◆ SHORT PROBLEM
Using the entries that follow, collect the lines where the word "JSON" appears.

[Extracts from a graphics dataset]
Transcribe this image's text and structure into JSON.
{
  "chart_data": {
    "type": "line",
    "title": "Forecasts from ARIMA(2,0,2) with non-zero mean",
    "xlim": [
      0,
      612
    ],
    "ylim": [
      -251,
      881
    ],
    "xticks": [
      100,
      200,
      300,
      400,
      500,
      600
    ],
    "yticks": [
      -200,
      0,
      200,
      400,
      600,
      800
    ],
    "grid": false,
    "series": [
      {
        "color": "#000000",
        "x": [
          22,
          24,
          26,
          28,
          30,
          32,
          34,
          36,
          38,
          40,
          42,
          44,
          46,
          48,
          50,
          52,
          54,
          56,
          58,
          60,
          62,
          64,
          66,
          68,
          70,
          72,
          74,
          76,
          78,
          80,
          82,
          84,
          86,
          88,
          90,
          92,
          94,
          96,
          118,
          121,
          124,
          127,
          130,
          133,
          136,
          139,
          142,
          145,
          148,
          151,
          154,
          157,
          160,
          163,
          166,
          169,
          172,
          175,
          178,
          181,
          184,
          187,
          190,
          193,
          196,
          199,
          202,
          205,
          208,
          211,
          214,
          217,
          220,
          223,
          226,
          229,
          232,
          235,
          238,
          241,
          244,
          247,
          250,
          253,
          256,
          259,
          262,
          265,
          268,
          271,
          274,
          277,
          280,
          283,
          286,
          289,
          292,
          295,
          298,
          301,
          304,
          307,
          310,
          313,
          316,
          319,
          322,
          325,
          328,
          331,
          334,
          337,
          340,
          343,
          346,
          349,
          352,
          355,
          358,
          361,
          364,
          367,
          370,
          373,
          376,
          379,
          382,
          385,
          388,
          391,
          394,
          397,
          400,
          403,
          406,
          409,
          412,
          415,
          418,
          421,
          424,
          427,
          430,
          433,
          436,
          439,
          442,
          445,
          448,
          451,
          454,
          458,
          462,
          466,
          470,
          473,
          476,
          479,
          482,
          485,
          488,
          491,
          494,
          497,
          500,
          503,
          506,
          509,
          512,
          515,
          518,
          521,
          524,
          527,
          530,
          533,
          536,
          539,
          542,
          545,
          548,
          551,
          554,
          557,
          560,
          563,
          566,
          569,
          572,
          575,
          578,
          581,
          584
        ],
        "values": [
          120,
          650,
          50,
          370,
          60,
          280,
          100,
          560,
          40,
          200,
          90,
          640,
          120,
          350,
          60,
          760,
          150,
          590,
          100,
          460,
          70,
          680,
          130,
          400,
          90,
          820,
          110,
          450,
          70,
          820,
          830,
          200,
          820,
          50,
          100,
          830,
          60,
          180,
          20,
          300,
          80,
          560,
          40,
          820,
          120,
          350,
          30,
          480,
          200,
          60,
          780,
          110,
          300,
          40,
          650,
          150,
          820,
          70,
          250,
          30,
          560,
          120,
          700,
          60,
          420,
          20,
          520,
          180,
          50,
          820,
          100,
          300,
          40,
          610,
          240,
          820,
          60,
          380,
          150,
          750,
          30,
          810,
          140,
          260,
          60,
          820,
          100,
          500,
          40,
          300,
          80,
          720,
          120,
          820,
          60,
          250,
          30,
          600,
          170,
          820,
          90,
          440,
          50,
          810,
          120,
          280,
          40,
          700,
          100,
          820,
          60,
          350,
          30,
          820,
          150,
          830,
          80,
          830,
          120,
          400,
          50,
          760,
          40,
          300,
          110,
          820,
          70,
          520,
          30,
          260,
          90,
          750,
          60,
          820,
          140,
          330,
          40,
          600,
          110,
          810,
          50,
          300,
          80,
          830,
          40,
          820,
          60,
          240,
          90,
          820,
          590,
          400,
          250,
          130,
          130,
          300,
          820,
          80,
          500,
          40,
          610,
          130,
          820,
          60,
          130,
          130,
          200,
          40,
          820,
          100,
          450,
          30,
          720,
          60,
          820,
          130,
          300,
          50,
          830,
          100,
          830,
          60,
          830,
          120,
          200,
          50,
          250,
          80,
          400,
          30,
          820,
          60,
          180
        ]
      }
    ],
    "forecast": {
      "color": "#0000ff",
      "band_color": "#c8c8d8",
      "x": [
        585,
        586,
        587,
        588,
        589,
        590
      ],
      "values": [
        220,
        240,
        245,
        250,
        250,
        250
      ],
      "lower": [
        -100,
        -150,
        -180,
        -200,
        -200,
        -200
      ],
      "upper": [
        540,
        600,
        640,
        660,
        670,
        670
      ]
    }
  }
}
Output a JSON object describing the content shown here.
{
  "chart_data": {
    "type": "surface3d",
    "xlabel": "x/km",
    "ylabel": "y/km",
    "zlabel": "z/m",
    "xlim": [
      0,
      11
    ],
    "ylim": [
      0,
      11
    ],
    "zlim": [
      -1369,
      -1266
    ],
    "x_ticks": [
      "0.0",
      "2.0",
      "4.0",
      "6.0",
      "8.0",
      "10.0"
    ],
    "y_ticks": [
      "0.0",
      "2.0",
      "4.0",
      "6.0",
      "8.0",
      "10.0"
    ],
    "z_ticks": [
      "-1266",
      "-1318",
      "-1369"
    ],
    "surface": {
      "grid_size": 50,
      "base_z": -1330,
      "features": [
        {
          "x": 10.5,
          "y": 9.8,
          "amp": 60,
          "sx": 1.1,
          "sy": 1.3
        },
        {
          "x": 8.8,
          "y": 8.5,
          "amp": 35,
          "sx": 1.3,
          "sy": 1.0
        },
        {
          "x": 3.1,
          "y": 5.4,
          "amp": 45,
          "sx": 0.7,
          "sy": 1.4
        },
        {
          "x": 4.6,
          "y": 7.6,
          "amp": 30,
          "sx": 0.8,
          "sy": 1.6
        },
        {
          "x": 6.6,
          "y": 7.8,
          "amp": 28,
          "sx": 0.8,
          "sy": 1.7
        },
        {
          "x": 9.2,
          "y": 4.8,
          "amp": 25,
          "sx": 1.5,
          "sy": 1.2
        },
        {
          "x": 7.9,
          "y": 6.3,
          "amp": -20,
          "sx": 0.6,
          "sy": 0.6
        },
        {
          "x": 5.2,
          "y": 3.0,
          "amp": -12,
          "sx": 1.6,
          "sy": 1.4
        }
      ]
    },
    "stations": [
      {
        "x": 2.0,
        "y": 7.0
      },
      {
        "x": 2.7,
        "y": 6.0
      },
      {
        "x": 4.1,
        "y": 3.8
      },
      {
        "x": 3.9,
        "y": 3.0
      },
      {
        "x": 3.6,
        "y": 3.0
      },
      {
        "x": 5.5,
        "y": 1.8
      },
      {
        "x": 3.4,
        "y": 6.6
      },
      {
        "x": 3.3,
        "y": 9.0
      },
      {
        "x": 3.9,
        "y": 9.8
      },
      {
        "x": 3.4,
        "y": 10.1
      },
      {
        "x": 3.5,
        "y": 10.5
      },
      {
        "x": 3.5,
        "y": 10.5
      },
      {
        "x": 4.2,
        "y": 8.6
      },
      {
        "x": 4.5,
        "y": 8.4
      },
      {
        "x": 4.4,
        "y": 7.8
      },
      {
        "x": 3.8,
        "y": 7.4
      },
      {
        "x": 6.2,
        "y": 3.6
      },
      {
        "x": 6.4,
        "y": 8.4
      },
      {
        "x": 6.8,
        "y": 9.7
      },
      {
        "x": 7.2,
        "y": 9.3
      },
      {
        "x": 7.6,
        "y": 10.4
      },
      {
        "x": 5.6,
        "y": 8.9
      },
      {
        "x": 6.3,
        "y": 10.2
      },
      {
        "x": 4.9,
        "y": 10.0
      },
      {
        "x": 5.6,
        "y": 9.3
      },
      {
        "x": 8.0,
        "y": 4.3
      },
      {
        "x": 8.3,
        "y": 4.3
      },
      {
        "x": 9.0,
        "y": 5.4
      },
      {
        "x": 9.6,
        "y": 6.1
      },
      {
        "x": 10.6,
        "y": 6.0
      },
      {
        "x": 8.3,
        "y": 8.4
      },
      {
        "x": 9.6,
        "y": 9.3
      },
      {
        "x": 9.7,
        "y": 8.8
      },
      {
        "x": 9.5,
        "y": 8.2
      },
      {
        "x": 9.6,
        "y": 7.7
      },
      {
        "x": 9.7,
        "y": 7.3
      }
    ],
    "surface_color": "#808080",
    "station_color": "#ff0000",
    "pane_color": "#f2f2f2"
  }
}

◆ RESPONSE TO THIS TASK
Transcribe this image's text and structure into JSON.
Output a JSON object describing the content shown here.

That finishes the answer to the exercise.